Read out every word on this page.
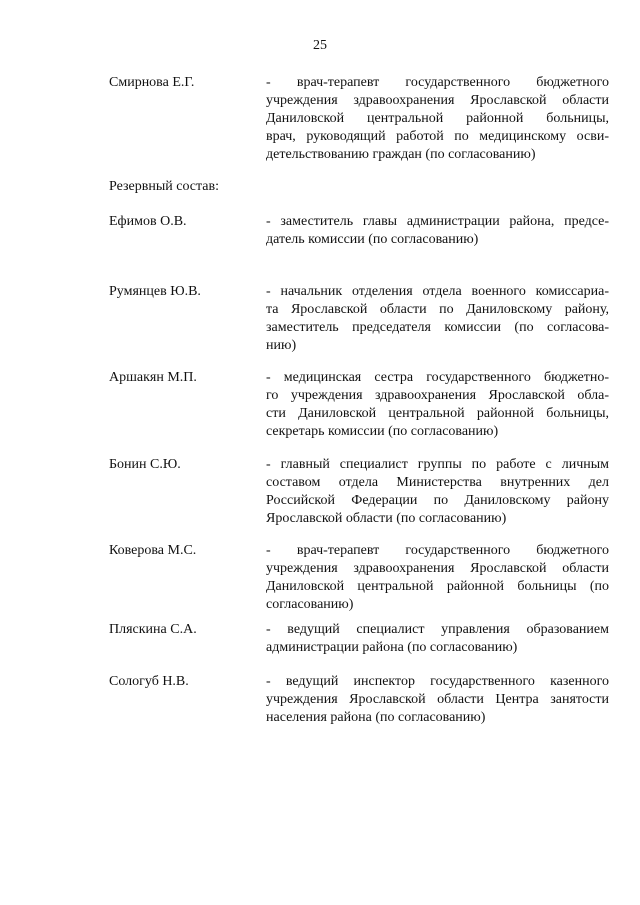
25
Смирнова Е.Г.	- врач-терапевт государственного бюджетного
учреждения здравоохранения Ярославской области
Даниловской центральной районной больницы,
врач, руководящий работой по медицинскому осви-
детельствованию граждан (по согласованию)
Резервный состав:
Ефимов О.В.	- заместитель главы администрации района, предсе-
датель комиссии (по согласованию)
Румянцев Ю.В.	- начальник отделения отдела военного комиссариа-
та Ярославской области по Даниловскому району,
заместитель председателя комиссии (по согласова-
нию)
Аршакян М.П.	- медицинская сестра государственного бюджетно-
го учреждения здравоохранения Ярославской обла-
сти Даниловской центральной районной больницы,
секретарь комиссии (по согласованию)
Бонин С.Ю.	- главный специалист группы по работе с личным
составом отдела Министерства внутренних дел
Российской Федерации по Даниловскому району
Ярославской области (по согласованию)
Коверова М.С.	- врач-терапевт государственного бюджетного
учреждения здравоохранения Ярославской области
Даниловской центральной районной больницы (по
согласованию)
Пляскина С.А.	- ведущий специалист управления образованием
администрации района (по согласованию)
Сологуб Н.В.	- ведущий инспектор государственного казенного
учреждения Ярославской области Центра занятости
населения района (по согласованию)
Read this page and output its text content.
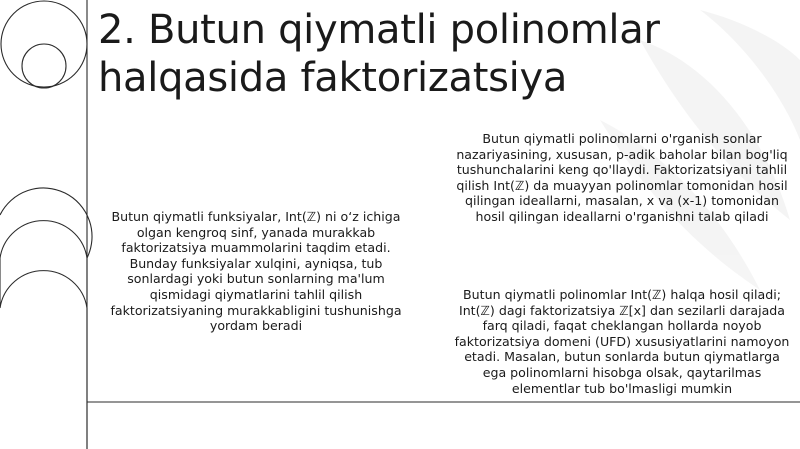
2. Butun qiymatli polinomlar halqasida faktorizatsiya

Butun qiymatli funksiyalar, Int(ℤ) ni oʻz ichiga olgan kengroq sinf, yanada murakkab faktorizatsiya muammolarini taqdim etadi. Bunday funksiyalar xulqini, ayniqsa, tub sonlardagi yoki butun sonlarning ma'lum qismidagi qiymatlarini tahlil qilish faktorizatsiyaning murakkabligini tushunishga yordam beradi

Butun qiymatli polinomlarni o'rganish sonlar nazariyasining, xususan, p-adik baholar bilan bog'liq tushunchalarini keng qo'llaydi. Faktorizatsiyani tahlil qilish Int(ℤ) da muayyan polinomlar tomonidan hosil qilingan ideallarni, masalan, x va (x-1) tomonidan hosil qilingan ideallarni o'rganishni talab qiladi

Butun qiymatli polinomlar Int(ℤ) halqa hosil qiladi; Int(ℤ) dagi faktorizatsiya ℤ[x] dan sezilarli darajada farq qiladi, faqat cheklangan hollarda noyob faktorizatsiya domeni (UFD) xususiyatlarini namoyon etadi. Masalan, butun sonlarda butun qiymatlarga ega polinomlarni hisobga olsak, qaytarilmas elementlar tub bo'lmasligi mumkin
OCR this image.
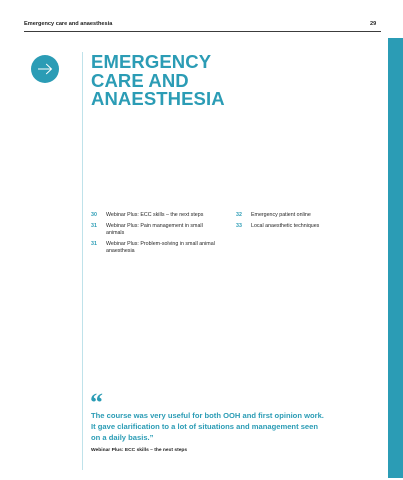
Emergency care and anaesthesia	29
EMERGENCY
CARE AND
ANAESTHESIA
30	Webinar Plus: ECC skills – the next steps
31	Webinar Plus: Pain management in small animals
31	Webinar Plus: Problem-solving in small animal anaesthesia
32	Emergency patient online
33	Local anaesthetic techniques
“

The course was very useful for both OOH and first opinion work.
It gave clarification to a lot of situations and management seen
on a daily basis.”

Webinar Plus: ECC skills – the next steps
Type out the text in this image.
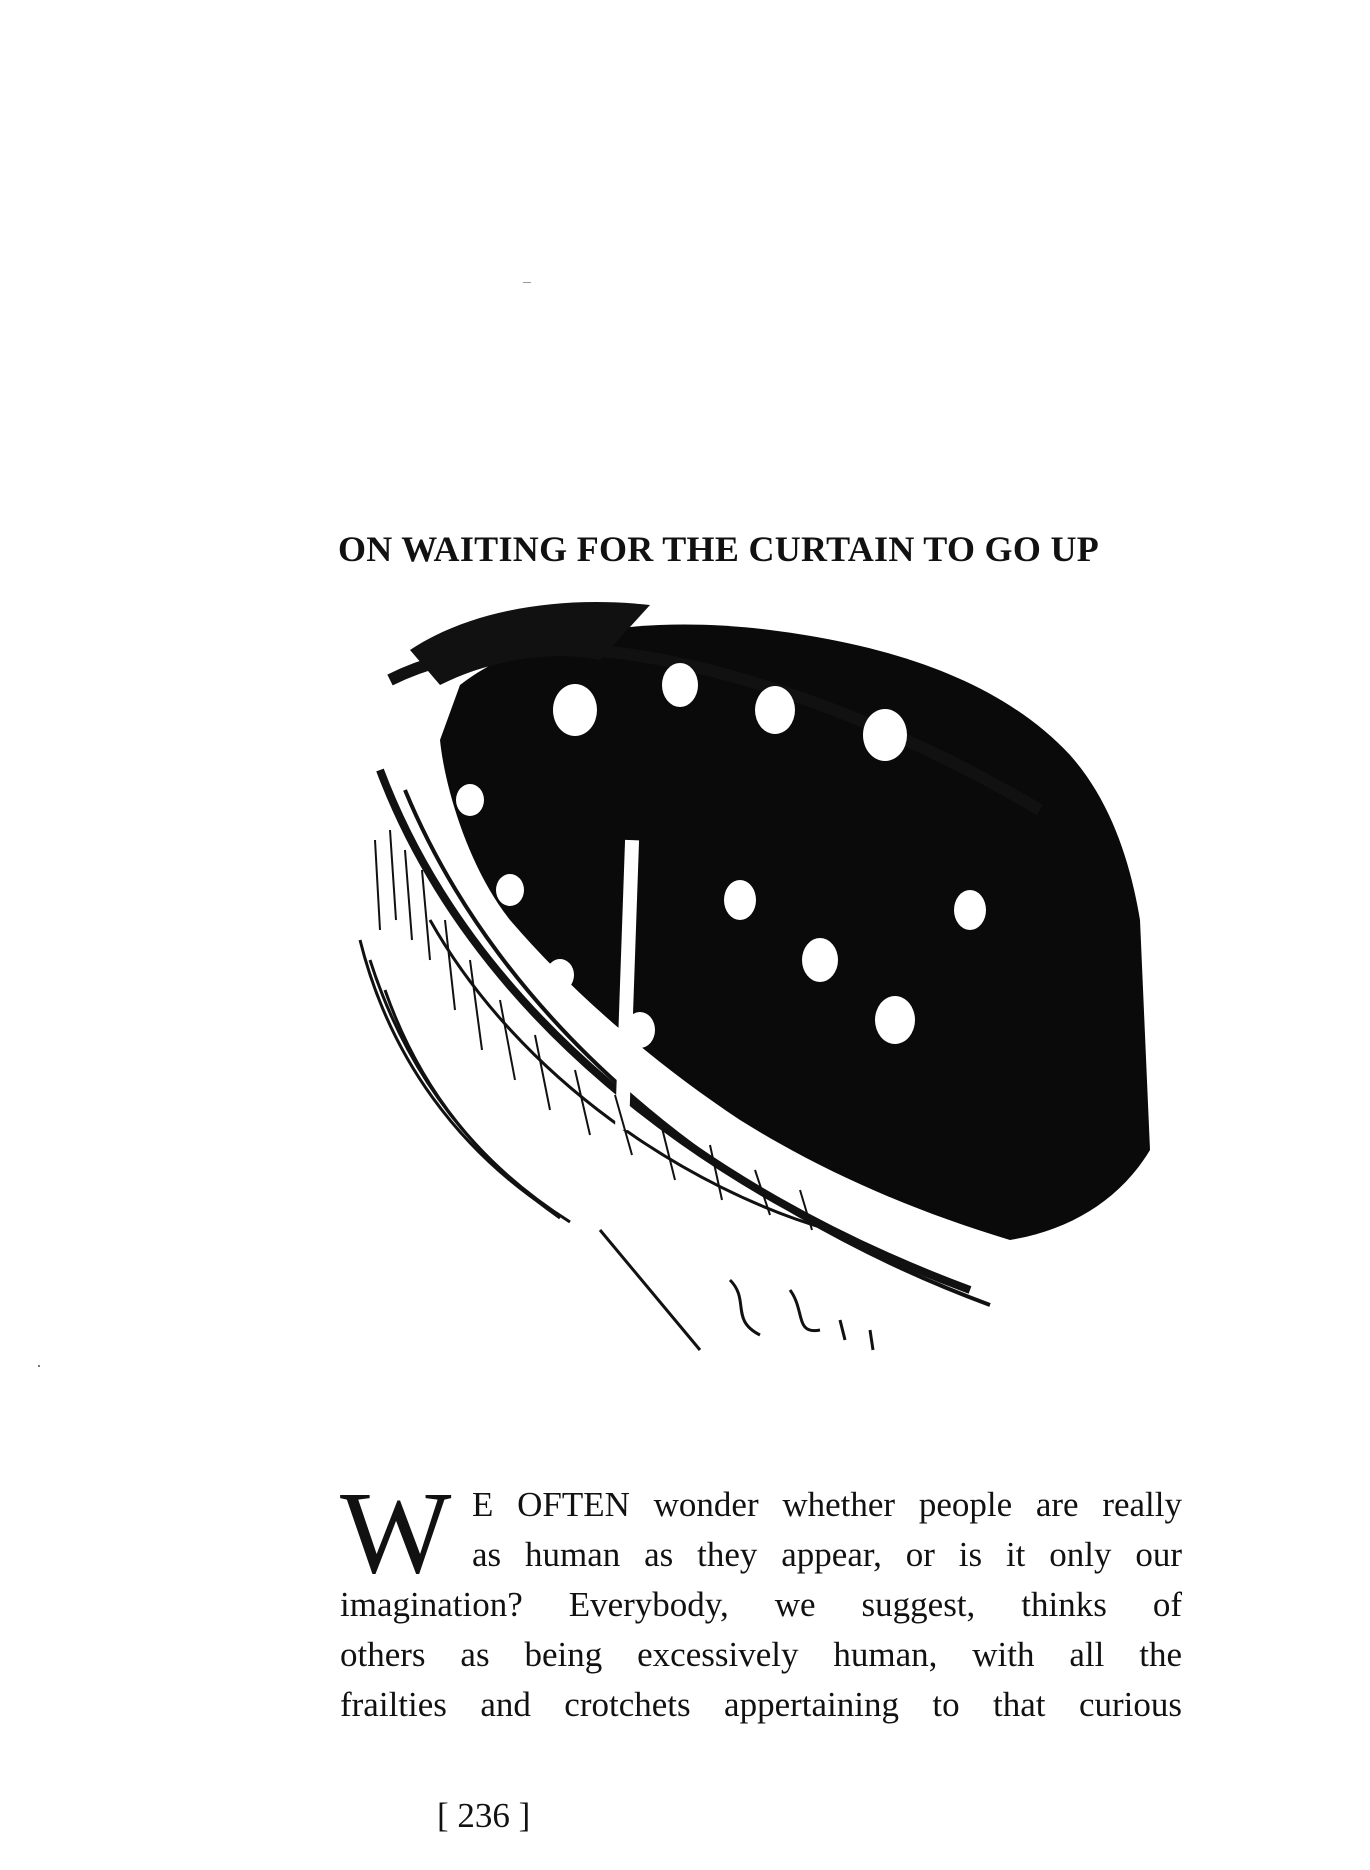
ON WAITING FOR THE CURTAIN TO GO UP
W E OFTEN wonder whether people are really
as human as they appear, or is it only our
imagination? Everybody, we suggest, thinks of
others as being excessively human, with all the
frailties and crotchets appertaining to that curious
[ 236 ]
--
* **What you are asked to do**
Begin with the line containing "OCR this image." and end with the final line of the data, printing those lines exactly and only; pictures are left out.

* **Exercise solution**
OCR this image.
Emergency care and anaesthesia	29
EMERGENCY
CARE AND
ANAESTHESIA
30	Webinar Plus: ECC skills – the next steps
31	Webinar Plus: Pain management in small animals
31	Webinar Plus: Problem-solving in small animal anaesthesia
32	Emergency patient online
33	Local anaesthetic techniques
“

The course was very useful for both OOH and first opinion work.
It gave clarification to a lot of situations and management seen
on a daily basis.”

Webinar Plus: ECC skills – the next steps
Type out the text in this image.
ON WAITING FOR THE CURTAIN TO GO UP
W E OFTEN wonder whether people are really
as human as they appear, or is it only our
imagination? Everybody, we suggest, thinks of
others as being excessively human, with all the
frailties and crotchets appertaining to that curious
[ 236 ]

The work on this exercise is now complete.